> **Exercise aim**:
Quote each record exactly, please, leaving none out.

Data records
* Start *

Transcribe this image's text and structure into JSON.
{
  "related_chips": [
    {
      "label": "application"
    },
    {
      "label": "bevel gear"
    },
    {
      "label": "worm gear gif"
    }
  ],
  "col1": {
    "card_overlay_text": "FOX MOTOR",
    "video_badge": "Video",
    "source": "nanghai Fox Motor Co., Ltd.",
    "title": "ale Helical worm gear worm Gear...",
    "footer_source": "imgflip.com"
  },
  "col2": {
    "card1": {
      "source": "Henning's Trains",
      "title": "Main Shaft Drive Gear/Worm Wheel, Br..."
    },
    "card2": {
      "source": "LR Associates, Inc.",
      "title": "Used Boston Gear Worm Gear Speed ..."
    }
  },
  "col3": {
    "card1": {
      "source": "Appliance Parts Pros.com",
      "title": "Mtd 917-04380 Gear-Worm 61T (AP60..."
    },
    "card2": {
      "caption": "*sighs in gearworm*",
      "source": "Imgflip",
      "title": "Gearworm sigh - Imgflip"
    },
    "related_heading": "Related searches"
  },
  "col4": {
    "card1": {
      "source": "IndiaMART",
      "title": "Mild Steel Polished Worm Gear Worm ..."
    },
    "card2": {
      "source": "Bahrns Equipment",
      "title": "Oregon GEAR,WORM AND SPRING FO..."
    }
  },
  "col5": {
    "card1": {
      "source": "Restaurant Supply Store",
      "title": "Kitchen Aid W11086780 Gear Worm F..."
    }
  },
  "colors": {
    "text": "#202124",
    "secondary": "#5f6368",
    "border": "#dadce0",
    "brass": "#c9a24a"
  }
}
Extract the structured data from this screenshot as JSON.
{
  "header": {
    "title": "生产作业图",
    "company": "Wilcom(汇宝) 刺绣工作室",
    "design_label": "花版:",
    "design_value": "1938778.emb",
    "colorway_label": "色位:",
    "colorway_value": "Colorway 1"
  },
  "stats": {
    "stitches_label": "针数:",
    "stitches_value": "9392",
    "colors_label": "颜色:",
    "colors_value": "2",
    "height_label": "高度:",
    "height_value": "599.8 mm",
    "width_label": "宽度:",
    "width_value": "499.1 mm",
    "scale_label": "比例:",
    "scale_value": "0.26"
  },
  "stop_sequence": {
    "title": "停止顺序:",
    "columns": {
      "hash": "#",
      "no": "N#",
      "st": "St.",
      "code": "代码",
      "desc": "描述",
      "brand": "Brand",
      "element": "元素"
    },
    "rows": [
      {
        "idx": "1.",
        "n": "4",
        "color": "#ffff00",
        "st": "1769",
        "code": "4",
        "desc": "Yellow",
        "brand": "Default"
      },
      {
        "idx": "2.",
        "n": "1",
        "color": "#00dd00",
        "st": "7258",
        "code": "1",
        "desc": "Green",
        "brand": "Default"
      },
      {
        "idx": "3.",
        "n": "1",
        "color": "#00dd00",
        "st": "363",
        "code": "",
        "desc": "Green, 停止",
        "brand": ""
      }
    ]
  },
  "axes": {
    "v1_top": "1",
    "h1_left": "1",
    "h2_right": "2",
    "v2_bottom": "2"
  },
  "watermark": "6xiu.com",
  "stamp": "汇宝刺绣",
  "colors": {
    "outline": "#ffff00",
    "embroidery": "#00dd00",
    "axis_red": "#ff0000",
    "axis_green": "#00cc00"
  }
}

* End *

> **Answer in full**:
Transcribe this image's text and structure into JSON.
{
  "related_chips": [
    {
      "label": "application"
    },
    {
      "label": "bevel gear"
    },
    {
      "label": "worm gear gif"
    }
  ],
  "col1": {
    "card_overlay_text": "FOX MOTOR",
    "video_badge": "Video",
    "source": "nanghai Fox Motor Co., Ltd.",
    "title": "ale Helical worm gear worm Gear...",
    "footer_source": "imgflip.com"
  },
  "col2": {
    "card1": {
      "source": "Henning's Trains",
      "title": "Main Shaft Drive Gear/Worm Wheel, Br..."
    },
    "card2": {
      "source": "LR Associates, Inc.",
      "title": "Used Boston Gear Worm Gear Speed ..."
    }
  },
  "col3": {
    "card1": {
      "source": "Appliance Parts Pros.com",
      "title": "Mtd 917-04380 Gear-Worm 61T (AP60..."
    },
    "card2": {
      "caption": "*sighs in gearworm*",
      "source": "Imgflip",
      "title": "Gearworm sigh - Imgflip"
    },
    "related_heading": "Related searches"
  },
  "col4": {
    "card1": {
      "source": "IndiaMART",
      "title": "Mild Steel Polished Worm Gear Worm ..."
    },
    "card2": {
      "source": "Bahrns Equipment",
      "title": "Oregon GEAR,WORM AND SPRING FO..."
    }
  },
  "col5": {
    "card1": {
      "source": "Restaurant Supply Store",
      "title": "Kitchen Aid W11086780 Gear Worm F..."
    }
  },
  "colors": {
    "text": "#202124",
    "secondary": "#5f6368",
    "border": "#dadce0",
    "brass": "#c9a24a"
  }
}
Extract the structured data from this screenshot as JSON.
{
  "header": {
    "title": "生产作业图",
    "company": "Wilcom(汇宝) 刺绣工作室",
    "design_label": "花版:",
    "design_value": "1938778.emb",
    "colorway_label": "色位:",
    "colorway_value": "Colorway 1"
  },
  "stats": {
    "stitches_label": "针数:",
    "stitches_value": "9392",
    "colors_label": "颜色:",
    "colors_value": "2",
    "height_label": "高度:",
    "height_value": "599.8 mm",
    "width_label": "宽度:",
    "width_value": "499.1 mm",
    "scale_label": "比例:",
    "scale_value": "0.26"
  },
  "stop_sequence": {
    "title": "停止顺序:",
    "columns": {
      "hash": "#",
      "no": "N#",
      "st": "St.",
      "code": "代码",
      "desc": "描述",
      "brand": "Brand",
      "element": "元素"
    },
    "rows": [
      {
        "idx": "1.",
        "n": "4",
        "color": "#ffff00",
        "st": "1769",
        "code": "4",
        "desc": "Yellow",
        "brand": "Default"
      },
      {
        "idx": "2.",
        "n": "1",
        "color": "#00dd00",
        "st": "7258",
        "code": "1",
        "desc": "Green",
        "brand": "Default"
      },
      {
        "idx": "3.",
        "n": "1",
        "color": "#00dd00",
        "st": "363",
        "code": "",
        "desc": "Green, 停止",
        "brand": ""
      }
    ]
  },
  "axes": {
    "v1_top": "1",
    "h1_left": "1",
    "h2_right": "2",
    "v2_bottom": "2"
  },
  "watermark": "6xiu.com",
  "stamp": "汇宝刺绣",
  "colors": {
    "outline": "#ffff00",
    "embroidery": "#00dd00",
    "axis_red": "#ff0000",
    "axis_green": "#00cc00"
  }
}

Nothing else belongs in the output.